◆ Data shown
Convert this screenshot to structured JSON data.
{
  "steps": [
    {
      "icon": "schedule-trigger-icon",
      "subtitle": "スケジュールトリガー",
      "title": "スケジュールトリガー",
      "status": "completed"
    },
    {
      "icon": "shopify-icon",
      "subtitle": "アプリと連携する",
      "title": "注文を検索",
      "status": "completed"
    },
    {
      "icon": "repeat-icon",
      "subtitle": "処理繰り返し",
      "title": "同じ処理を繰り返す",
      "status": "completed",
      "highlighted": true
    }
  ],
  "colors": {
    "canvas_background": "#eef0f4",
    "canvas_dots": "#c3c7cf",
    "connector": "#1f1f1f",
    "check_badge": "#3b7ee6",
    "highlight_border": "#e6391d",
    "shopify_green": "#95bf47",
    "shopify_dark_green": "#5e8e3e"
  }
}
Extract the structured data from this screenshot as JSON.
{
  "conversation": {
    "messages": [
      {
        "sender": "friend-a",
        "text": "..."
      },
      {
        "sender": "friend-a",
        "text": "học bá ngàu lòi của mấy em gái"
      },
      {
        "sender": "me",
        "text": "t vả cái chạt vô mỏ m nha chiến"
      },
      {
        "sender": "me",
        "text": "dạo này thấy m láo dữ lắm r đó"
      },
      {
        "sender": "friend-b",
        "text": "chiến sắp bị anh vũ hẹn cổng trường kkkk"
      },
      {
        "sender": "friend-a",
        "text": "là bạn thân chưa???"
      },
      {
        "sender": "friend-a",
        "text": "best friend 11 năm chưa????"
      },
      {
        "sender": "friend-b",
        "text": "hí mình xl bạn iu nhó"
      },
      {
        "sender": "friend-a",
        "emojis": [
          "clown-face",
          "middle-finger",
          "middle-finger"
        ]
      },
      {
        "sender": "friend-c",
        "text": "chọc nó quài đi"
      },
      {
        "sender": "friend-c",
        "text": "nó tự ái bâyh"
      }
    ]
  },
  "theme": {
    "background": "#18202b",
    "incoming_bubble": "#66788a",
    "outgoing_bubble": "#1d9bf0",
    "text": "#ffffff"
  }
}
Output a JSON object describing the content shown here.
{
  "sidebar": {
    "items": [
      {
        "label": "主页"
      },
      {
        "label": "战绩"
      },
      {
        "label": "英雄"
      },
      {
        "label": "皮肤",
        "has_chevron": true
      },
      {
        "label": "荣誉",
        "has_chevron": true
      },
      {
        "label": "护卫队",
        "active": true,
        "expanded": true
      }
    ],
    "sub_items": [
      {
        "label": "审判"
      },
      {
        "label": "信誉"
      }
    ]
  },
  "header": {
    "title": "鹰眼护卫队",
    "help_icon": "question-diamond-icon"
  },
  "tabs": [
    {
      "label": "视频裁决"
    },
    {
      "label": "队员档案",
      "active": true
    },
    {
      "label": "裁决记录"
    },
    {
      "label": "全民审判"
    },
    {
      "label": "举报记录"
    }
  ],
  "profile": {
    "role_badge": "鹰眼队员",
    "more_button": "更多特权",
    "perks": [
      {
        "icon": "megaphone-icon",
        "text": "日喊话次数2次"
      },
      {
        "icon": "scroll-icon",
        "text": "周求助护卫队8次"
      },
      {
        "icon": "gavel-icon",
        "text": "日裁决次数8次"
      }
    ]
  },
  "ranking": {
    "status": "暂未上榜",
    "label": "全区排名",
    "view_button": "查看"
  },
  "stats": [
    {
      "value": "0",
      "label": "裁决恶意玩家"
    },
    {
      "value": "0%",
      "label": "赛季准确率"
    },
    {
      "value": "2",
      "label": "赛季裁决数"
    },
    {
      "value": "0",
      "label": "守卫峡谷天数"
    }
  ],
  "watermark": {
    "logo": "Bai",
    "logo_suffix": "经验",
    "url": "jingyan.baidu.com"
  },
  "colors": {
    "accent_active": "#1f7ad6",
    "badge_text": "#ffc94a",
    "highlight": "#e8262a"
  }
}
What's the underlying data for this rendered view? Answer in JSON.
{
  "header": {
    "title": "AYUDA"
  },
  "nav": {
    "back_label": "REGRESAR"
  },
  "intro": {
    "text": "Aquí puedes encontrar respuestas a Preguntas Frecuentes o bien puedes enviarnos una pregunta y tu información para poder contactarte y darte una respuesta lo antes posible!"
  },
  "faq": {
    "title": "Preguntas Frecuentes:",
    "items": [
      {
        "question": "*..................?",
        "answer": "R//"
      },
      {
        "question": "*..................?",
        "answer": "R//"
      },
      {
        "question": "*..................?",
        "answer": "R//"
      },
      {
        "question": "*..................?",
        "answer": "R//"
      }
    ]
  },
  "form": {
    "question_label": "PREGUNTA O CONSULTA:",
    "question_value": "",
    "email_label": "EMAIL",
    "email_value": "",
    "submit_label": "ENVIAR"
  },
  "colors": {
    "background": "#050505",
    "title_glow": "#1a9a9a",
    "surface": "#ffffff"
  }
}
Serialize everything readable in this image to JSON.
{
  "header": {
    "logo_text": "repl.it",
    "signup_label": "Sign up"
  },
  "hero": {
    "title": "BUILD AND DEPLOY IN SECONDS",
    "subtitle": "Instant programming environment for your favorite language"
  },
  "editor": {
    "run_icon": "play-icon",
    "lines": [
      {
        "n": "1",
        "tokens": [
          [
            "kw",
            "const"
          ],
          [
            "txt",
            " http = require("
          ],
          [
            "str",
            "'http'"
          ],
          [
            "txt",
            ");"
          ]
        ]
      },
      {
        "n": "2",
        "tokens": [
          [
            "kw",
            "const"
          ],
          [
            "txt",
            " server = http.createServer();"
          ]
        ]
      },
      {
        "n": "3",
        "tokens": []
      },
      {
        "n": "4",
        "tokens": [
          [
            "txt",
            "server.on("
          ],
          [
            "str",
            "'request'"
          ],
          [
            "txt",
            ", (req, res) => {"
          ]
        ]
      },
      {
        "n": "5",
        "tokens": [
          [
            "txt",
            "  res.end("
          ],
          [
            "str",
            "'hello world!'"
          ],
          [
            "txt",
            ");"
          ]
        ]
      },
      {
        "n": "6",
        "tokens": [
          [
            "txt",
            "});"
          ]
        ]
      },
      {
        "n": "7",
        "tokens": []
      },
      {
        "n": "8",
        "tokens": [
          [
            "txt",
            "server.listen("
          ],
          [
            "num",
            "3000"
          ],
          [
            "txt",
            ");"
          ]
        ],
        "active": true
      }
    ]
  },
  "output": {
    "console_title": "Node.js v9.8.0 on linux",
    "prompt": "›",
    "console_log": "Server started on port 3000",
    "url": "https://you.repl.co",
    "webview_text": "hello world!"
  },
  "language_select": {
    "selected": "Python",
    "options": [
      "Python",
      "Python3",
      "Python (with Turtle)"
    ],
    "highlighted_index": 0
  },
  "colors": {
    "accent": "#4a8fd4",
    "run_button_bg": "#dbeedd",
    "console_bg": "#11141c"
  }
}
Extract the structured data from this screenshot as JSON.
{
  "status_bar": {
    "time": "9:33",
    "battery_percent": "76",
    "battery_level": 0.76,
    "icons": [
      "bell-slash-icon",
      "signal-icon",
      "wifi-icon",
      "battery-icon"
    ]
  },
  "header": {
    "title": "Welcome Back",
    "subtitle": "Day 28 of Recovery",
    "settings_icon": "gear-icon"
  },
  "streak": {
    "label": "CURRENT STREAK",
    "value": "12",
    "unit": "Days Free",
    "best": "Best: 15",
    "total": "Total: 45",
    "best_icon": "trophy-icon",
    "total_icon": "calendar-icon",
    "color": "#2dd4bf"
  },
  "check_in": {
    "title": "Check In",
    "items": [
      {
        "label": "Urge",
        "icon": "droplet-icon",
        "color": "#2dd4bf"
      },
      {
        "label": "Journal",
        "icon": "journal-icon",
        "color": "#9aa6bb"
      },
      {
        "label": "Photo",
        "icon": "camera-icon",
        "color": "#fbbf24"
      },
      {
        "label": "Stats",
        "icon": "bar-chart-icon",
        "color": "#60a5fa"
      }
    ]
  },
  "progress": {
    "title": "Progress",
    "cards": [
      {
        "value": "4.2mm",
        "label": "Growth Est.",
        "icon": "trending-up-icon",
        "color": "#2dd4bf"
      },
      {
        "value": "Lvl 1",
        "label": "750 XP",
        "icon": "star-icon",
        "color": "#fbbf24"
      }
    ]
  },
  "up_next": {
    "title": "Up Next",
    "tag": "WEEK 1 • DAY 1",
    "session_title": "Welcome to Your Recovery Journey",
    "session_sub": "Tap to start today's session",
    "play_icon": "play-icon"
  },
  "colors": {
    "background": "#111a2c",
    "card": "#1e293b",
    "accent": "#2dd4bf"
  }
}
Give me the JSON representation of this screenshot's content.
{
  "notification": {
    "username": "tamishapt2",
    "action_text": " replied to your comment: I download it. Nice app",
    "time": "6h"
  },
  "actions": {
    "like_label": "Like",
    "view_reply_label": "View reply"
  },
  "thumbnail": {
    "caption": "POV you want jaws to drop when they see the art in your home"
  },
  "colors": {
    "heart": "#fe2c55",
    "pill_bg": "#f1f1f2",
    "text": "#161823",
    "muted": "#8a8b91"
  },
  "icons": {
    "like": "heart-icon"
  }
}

◆ Task
Give back exactly the lines from the one containing "Give me the" to the end of the material, both ends included.

◆ Output of the exercise
Give me the JSON representation of this screenshot's content.
{
  "notification": {
    "username": "tamishapt2",
    "action_text": " replied to your comment: I download it. Nice app",
    "time": "6h"
  },
  "actions": {
    "like_label": "Like",
    "view_reply_label": "View reply"
  },
  "thumbnail": {
    "caption": "POV you want jaws to drop when they see the art in your home"
  },
  "colors": {
    "heart": "#fe2c55",
    "pill_bg": "#f1f1f2",
    "text": "#161823",
    "muted": "#8a8b91"
  },
  "icons": {
    "like": "heart-icon"
  }
}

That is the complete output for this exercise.